Part of a data file
=-=-=-=-=

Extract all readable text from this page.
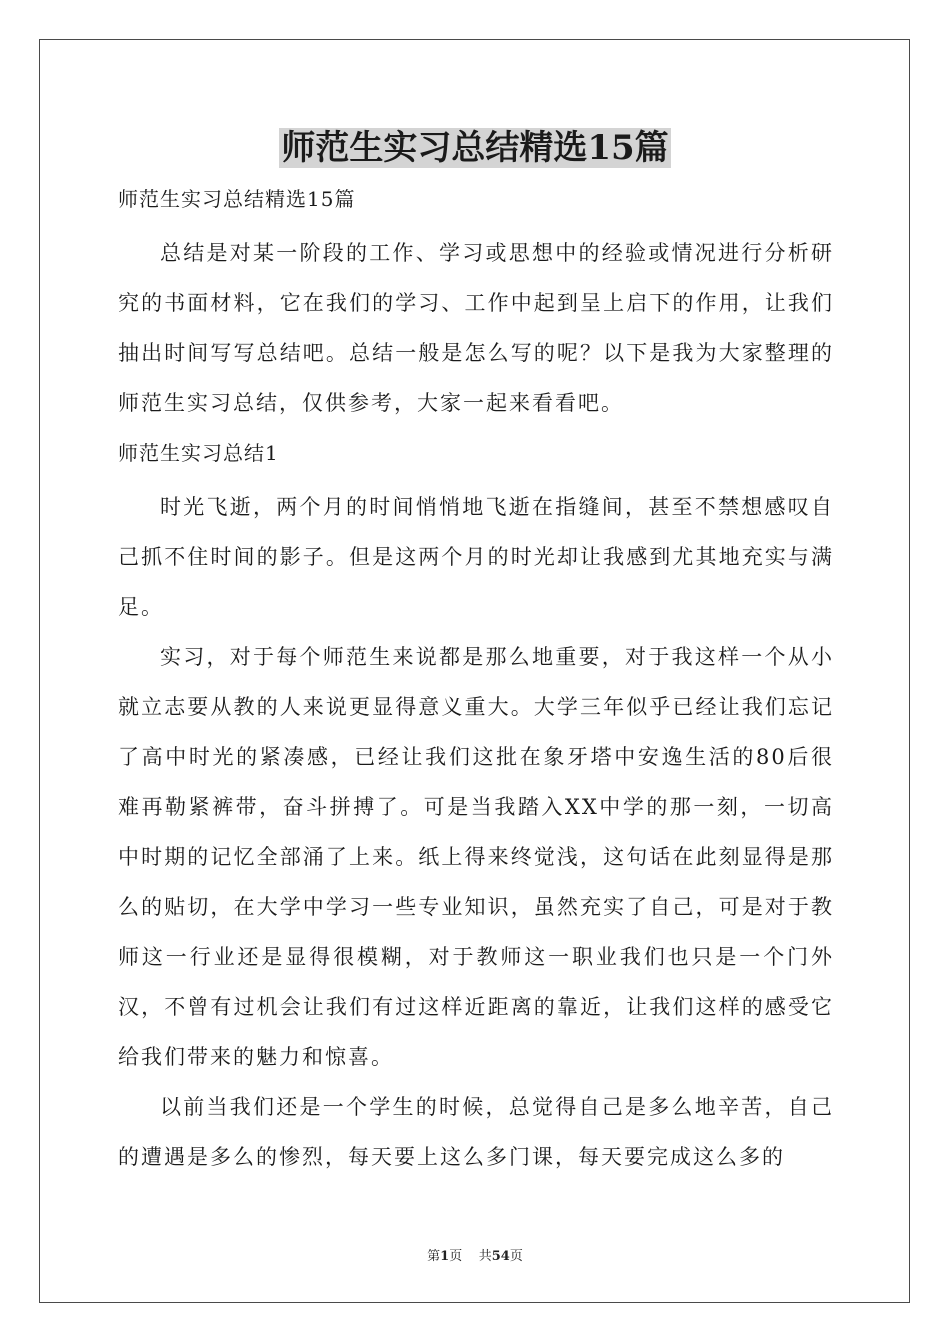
师范生实习总结精选15篇

师范生实习总结精选15篇

总结是对某一阶段的工作、学习或思想中的经验或情况进行分析研究的书面材料，它在我们的学习、工作中起到呈上启下的作用，让我们抽出时间写写总结吧。总结一般是怎么写的呢？以下是我为大家整理的师范生实习总结，仅供参考，大家一起来看看吧。

师范生实习总结1

时光飞逝，两个月的时间悄悄地飞逝在指缝间，甚至不禁想感叹自己抓不住时间的影子。但是这两个月的时光却让我感到尤其地充实与满足。

实习，对于每个师范生来说都是那么地重要，对于我这样一个从小就立志要从教的人来说更显得意义重大。大学三年似乎已经让我们忘记了高中时光的紧凑感，已经让我们这批在象牙塔中安逸生活的80后很难再勒紧裤带，奋斗拼搏了。可是当我踏入XX中学的那一刻，一切高中时期的记忆全部涌了上来。纸上得来终觉浅，这句话在此刻显得是那么的贴切，在大学中学习一些专业知识，虽然充实了自己，可是对于教师这一行业还是显得很模糊，对于教师这一职业我们也只是一个门外汉，不曾有过机会让我们有过这样近距离的靠近，让我们这样的感受它给我们带来的魅力和惊喜。

以前当我们还是一个学生的时候，总觉得自己是多么地辛苦，自己的遭遇是多么的惨烈，每天要上这么多门课，每天要完成这么多的

第1页 共54页
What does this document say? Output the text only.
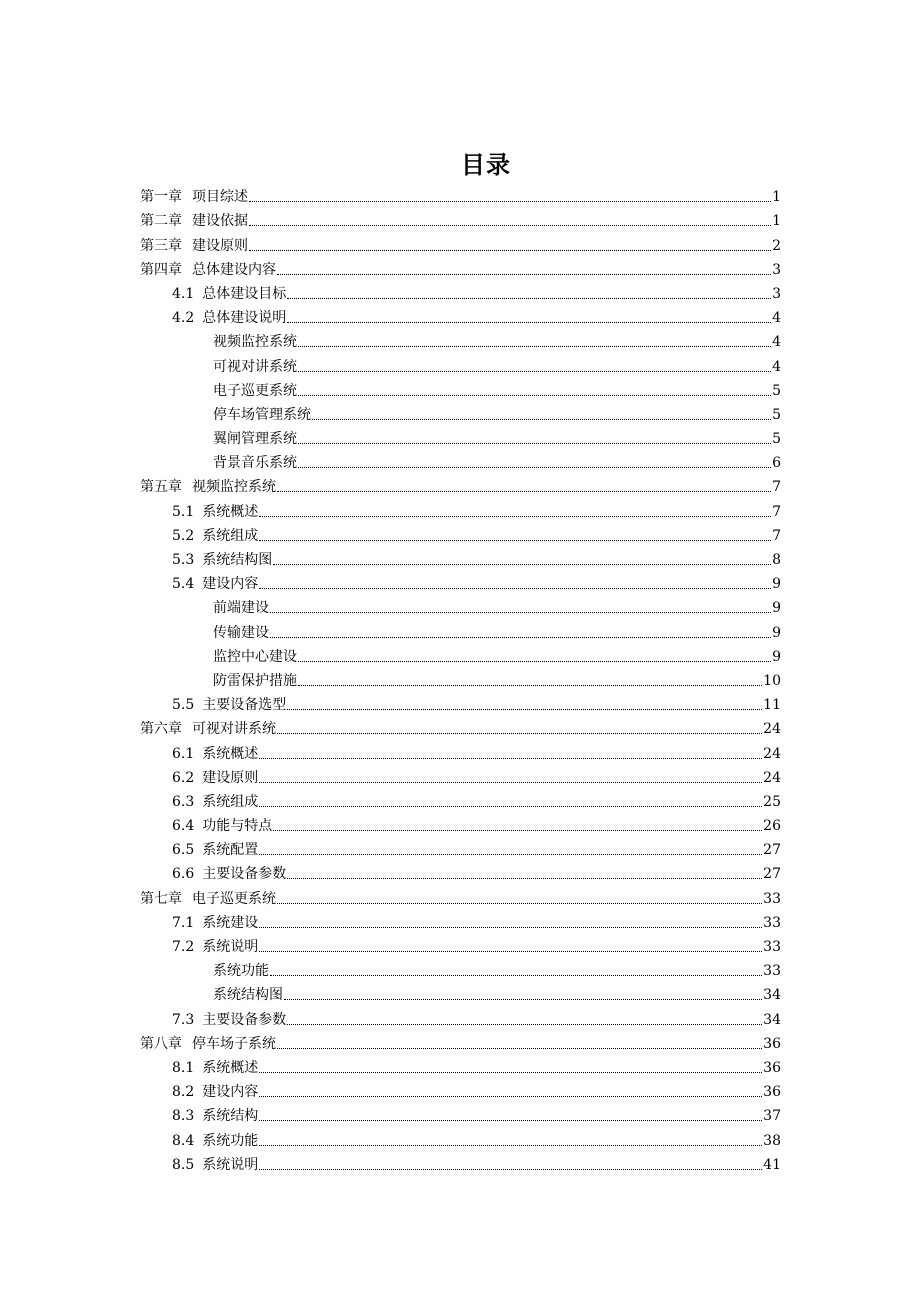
目录
第一章 项目综述	1
第二章 建设依据	1
第三章 建设原则	2
第四章 总体建设内容	3
4.1 总体建设目标	3
4.2 总体建设说明	4
视频监控系统	4
可视对讲系统	4
电子巡更系统	5
停车场管理系统	5
翼闸管理系统	5
背景音乐系统	6
第五章 视频监控系统	7
5.1 系统概述	7
5.2 系统组成	7
5.3 系统结构图	8
5.4 建设内容	9
前端建设	9
传输建设	9
监控中心建设	9
防雷保护措施	10
5.5 主要设备选型	11
第六章 可视对讲系统	24
6.1 系统概述	24
6.2 建设原则	24
6.3 系统组成	25
6.4 功能与特点	26
6.5 系统配置	27
6.6 主要设备参数	27
第七章 电子巡更系统	33
7.1 系统建设	33
7.2 系统说明	33
系统功能	33
系统结构图	34
7.3 主要设备参数	34
第八章 停车场子系统	36
8.1 系统概述	36
8.2 建设内容	36
8.3 系统结构	37
8.4 系统功能	38
8.5 系统说明	41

=-=-=-=-=

Instructions to follow »
Choose all lines containing the string "this" and copy them out.

Result »
Extract all readable text from this page.
What does this document say? Output the text only.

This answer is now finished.